**Brief**:
Output the data below in full, character for character.

++++ Data provided ++++

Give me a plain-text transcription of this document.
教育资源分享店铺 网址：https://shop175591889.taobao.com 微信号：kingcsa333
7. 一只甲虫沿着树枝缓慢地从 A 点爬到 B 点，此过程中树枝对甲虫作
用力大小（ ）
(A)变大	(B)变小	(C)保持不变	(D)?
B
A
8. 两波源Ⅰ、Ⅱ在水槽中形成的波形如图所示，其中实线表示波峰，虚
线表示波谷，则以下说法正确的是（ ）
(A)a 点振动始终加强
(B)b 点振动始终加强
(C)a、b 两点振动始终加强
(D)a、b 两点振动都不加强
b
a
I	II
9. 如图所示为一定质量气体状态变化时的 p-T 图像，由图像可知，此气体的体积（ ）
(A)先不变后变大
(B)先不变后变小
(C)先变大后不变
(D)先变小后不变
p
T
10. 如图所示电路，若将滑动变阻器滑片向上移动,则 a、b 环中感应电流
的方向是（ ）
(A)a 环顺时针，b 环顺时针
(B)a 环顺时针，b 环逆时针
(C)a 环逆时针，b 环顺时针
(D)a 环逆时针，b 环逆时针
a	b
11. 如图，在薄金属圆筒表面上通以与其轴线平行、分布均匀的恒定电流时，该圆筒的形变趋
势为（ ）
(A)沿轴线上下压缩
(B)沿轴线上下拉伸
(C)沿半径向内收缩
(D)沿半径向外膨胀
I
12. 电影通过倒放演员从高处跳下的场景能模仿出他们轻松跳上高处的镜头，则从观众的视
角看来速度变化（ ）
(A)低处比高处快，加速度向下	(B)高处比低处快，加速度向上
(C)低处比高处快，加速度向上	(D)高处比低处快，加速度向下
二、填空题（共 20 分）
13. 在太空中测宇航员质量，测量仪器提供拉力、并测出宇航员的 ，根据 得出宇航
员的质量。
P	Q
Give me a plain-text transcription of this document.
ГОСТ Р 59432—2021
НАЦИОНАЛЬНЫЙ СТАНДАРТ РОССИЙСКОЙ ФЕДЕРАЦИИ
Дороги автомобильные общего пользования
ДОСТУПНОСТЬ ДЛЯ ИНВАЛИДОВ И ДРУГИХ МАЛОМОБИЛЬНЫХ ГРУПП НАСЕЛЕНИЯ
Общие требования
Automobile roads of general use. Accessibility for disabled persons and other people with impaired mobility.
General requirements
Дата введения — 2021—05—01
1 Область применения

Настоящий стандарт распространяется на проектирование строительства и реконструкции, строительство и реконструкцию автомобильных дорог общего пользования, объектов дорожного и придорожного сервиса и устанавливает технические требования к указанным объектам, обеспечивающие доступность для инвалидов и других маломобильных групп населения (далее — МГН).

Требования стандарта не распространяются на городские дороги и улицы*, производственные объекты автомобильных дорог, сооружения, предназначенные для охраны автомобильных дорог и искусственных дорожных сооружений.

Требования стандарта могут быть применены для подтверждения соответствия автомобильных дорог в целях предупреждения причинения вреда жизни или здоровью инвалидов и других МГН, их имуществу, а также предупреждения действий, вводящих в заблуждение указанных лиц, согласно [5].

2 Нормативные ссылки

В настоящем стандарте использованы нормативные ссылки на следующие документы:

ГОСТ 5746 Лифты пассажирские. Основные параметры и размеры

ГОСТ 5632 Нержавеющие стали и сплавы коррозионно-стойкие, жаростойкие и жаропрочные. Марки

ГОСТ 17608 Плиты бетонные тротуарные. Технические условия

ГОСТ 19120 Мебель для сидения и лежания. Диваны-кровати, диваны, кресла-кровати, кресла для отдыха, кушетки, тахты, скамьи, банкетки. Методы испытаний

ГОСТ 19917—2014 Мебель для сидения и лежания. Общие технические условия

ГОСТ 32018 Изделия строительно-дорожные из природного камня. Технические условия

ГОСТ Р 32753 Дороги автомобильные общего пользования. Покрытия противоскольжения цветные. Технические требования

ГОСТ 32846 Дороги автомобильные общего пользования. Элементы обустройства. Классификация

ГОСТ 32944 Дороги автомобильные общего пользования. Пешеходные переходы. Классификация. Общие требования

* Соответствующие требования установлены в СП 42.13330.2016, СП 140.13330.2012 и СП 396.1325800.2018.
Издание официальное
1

++++

**Result**:
Give me a plain-text transcription of this document.
教育资源分享店铺 网址：https://shop175591889.taobao.com 微信号：kingcsa333
7. 一只甲虫沿着树枝缓慢地从 A 点爬到 B 点，此过程中树枝对甲虫作
用力大小（ ）
(A)变大	(B)变小	(C)保持不变	(D)?
B
A
8. 两波源Ⅰ、Ⅱ在水槽中形成的波形如图所示，其中实线表示波峰，虚
线表示波谷，则以下说法正确的是（ ）
(A)a 点振动始终加强
(B)b 点振动始终加强
(C)a、b 两点振动始终加强
(D)a、b 两点振动都不加强
b
a
I	II
9. 如图所示为一定质量气体状态变化时的 p-T 图像，由图像可知，此气体的体积（ ）
(A)先不变后变大
(B)先不变后变小
(C)先变大后不变
(D)先变小后不变
p
T
10. 如图所示电路，若将滑动变阻器滑片向上移动,则 a、b 环中感应电流
的方向是（ ）
(A)a 环顺时针，b 环顺时针
(B)a 环顺时针，b 环逆时针
(C)a 环逆时针，b 环顺时针
(D)a 环逆时针，b 环逆时针
a	b
11. 如图，在薄金属圆筒表面上通以与其轴线平行、分布均匀的恒定电流时，该圆筒的形变趋
势为（ ）
(A)沿轴线上下压缩
(B)沿轴线上下拉伸
(C)沿半径向内收缩
(D)沿半径向外膨胀
I
12. 电影通过倒放演员从高处跳下的场景能模仿出他们轻松跳上高处的镜头，则从观众的视
角看来速度变化（ ）
(A)低处比高处快，加速度向下	(B)高处比低处快，加速度向上
(C)低处比高处快，加速度向上	(D)高处比低处快，加速度向下
二、填空题（共 20 分）
13. 在太空中测宇航员质量，测量仪器提供拉力、并测出宇航员的 ，根据 得出宇航
员的质量。
P	Q
Give me a plain-text transcription of this document.
ГОСТ Р 59432—2021
НАЦИОНАЛЬНЫЙ СТАНДАРТ РОССИЙСКОЙ ФЕДЕРАЦИИ
Дороги автомобильные общего пользования
ДОСТУПНОСТЬ ДЛЯ ИНВАЛИДОВ И ДРУГИХ МАЛОМОБИЛЬНЫХ ГРУПП НАСЕЛЕНИЯ
Общие требования
Automobile roads of general use. Accessibility for disabled persons and other people with impaired mobility.
General requirements
Дата введения — 2021—05—01
1 Область применения

Настоящий стандарт распространяется на проектирование строительства и реконструкции, строительство и реконструкцию автомобильных дорог общего пользования, объектов дорожного и придорожного сервиса и устанавливает технические требования к указанным объектам, обеспечивающие доступность для инвалидов и других маломобильных групп населения (далее — МГН).

Требования стандарта не распространяются на городские дороги и улицы*, производственные объекты автомобильных дорог, сооружения, предназначенные для охраны автомобильных дорог и искусственных дорожных сооружений.

Требования стандарта могут быть применены для подтверждения соответствия автомобильных дорог в целях предупреждения причинения вреда жизни или здоровью инвалидов и других МГН, их имуществу, а также предупреждения действий, вводящих в заблуждение указанных лиц, согласно [5].

2 Нормативные ссылки

В настоящем стандарте использованы нормативные ссылки на следующие документы:

ГОСТ 5746 Лифты пассажирские. Основные параметры и размеры

ГОСТ 5632 Нержавеющие стали и сплавы коррозионно-стойкие, жаростойкие и жаропрочные. Марки

ГОСТ 17608 Плиты бетонные тротуарные. Технические условия

ГОСТ 19120 Мебель для сидения и лежания. Диваны-кровати, диваны, кресла-кровати, кресла для отдыха, кушетки, тахты, скамьи, банкетки. Методы испытаний

ГОСТ 19917—2014 Мебель для сидения и лежания. Общие технические условия

ГОСТ 32018 Изделия строительно-дорожные из природного камня. Технические условия

ГОСТ Р 32753 Дороги автомобильные общего пользования. Покрытия противоскольжения цветные. Технические требования

ГОСТ 32846 Дороги автомобильные общего пользования. Элементы обустройства. Классификация

ГОСТ 32944 Дороги автомобильные общего пользования. Пешеходные переходы. Классификация. Общие требования

* Соответствующие требования установлены в СП 42.13330.2016, СП 140.13330.2012 и СП 396.1325800.2018.
Издание официальное
1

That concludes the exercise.